(Source records)

━━━━━━

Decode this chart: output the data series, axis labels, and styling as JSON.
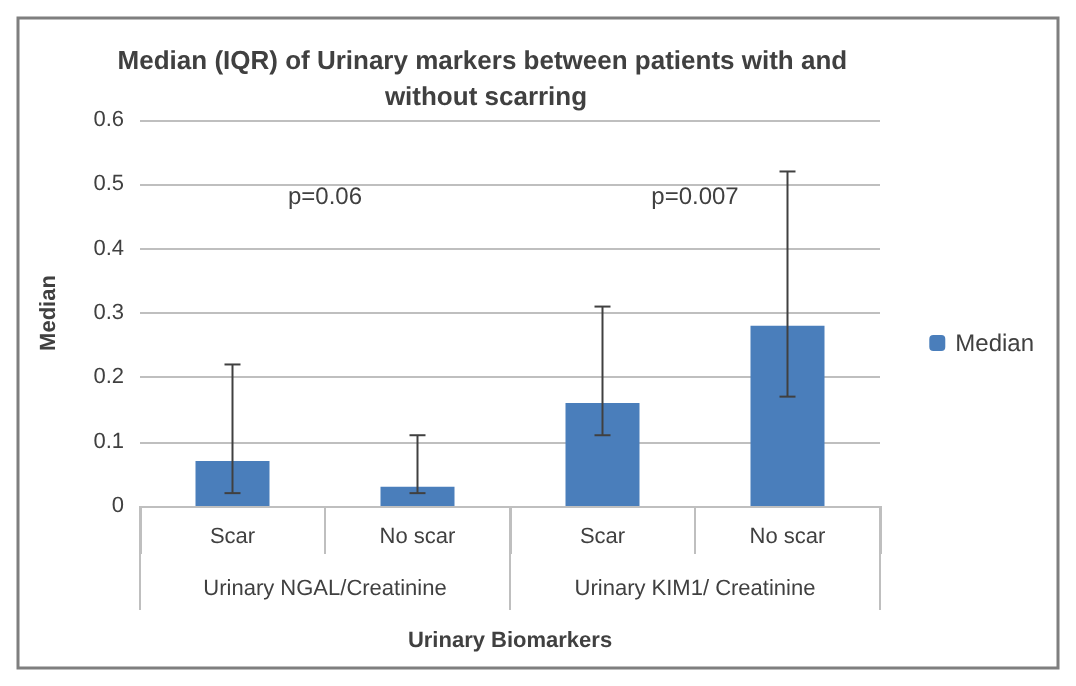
{
  "chart_data": {
    "type": "bar",
    "title": "Median (IQR) of Urinary markers between patients with and without scarring",
    "xlabel": "Urinary Biomarkers",
    "ylabel": "Median",
    "categories": [
      "Scar",
      "No scar",
      "Scar",
      "No scar"
    ],
    "series": [
      {
        "name": "Median",
        "color": "#4a7ebb",
        "values": [
          0.07,
          0.03,
          0.16,
          0.28
        ],
        "errors": [
          [
            0.02,
            0.22
          ],
          [
            0.02,
            0.11
          ],
          [
            0.11,
            0.31
          ],
          [
            0.17,
            0.52
          ]
        ]
      }
    ],
    "annotations": [
      "p=0.06",
      "p=0.007",
      "Urinary NGAL/Creatinine",
      "Urinary KIM1/ Creatinine"
    ],
    "ylim": [
      0,
      0.6
    ],
    "yticks": [
      0,
      0.1,
      0.2,
      0.3,
      0.4,
      0.5,
      0.6
    ],
    "grid": "y",
    "legend": "right"
  }
}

━━━━━━

PROBLEM TO WORK ON: If pictures appear in the data, do not print them; repeat the rest exactly.

TASK OUTPUT:
Decode this chart: output the data series, axis labels, and styling as JSON.
{
  "chart_data": {
    "type": "bar",
    "title": "Median (IQR) of Urinary markers between patients with and without scarring",
    "xlabel": "Urinary Biomarkers",
    "ylabel": "Median",
    "categories": [
      "Scar",
      "No scar",
      "Scar",
      "No scar"
    ],
    "series": [
      {
        "name": "Median",
        "color": "#4a7ebb",
        "values": [
          0.07,
          0.03,
          0.16,
          0.28
        ],
        "errors": [
          [
            0.02,
            0.22
          ],
          [
            0.02,
            0.11
          ],
          [
            0.11,
            0.31
          ],
          [
            0.17,
            0.52
          ]
        ]
      }
    ],
    "annotations": [
      "p=0.06",
      "p=0.007",
      "Urinary NGAL/Creatinine",
      "Urinary KIM1/ Creatinine"
    ],
    "ylim": [
      0,
      0.6
    ],
    "yticks": [
      0,
      0.1,
      0.2,
      0.3,
      0.4,
      0.5,
      0.6
    ],
    "grid": "y",
    "legend": "right"
  }
}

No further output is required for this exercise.